(Problem requirements) Gather the lines from the material that contain "title".

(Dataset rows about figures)
####################
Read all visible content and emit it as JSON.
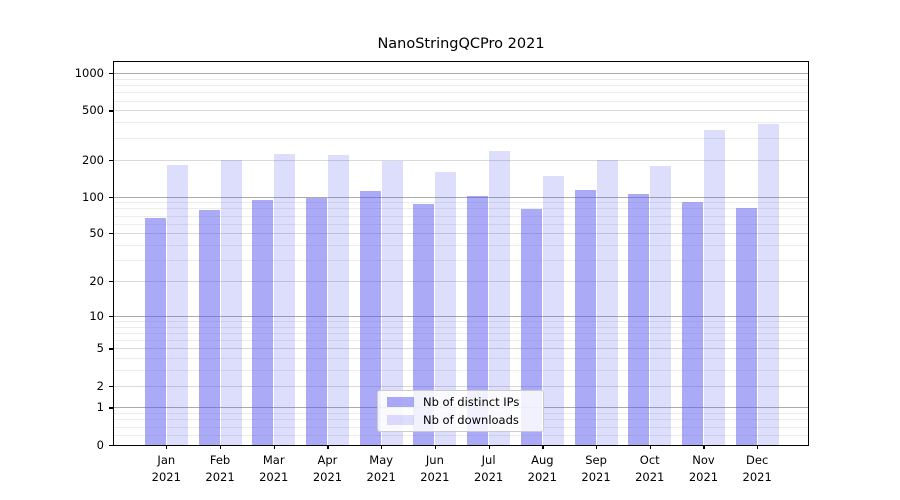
{
  "figure": {
    "title": "NanoStringQCPro 2021"
  },
  "chart_data": {
    "type": "bar",
    "title": "NanoStringQCPro 2021",
    "categories": [
      {
        "month": "Jan",
        "year": "2021"
      },
      {
        "month": "Feb",
        "year": "2021"
      },
      {
        "month": "Mar",
        "year": "2021"
      },
      {
        "month": "Apr",
        "year": "2021"
      },
      {
        "month": "May",
        "year": "2021"
      },
      {
        "month": "Jun",
        "year": "2021"
      },
      {
        "month": "Jul",
        "year": "2021"
      },
      {
        "month": "Aug",
        "year": "2021"
      },
      {
        "month": "Sep",
        "year": "2021"
      },
      {
        "month": "Oct",
        "year": "2021"
      },
      {
        "month": "Nov",
        "year": "2021"
      },
      {
        "month": "Dec",
        "year": "2021"
      }
    ],
    "series": [
      {
        "name": "Nb of distinct IPs",
        "color": "rgba(85,85,240,0.5)",
        "values": [
          67,
          77,
          94,
          98,
          111,
          87,
          101,
          79,
          113,
          104,
          91,
          80
        ]
      },
      {
        "name": "Nb of downloads",
        "color": "rgba(85,85,240,0.2)",
        "values": [
          181,
          198,
          223,
          218,
          195,
          158,
          235,
          148,
          199,
          176,
          350,
          387
        ]
      }
    ],
    "yscale": "log1p",
    "ylim": [
      0,
      1100
    ],
    "yticks": [
      1000,
      500,
      200,
      100,
      50,
      20,
      10,
      5,
      2,
      1,
      0
    ],
    "ytick_major_values": [
      1,
      10,
      100,
      1000
    ],
    "ytick_mid_values": [
      2,
      5,
      20,
      50,
      200,
      500
    ],
    "yminor_values": [
      0.2,
      0.4,
      0.6,
      0.8,
      3,
      4,
      6,
      7,
      8,
      9,
      30,
      40,
      60,
      70,
      80,
      90,
      300,
      400,
      600,
      700,
      800,
      900
    ],
    "grid": true,
    "legend_position": "lower center",
    "xlabel": "",
    "ylabel": ""
  },
  "style_colors": {
    "grid_major": "#ababab",
    "grid_mid": "#d9d9d9",
    "grid_minor": "#ececec",
    "axis": "#000000",
    "background": "#ffffff"
  }
}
####################
(Solution to the exercise)
    "title": "NanoStringQCPro 2021"
    "title": "NanoStringQCPro 2021",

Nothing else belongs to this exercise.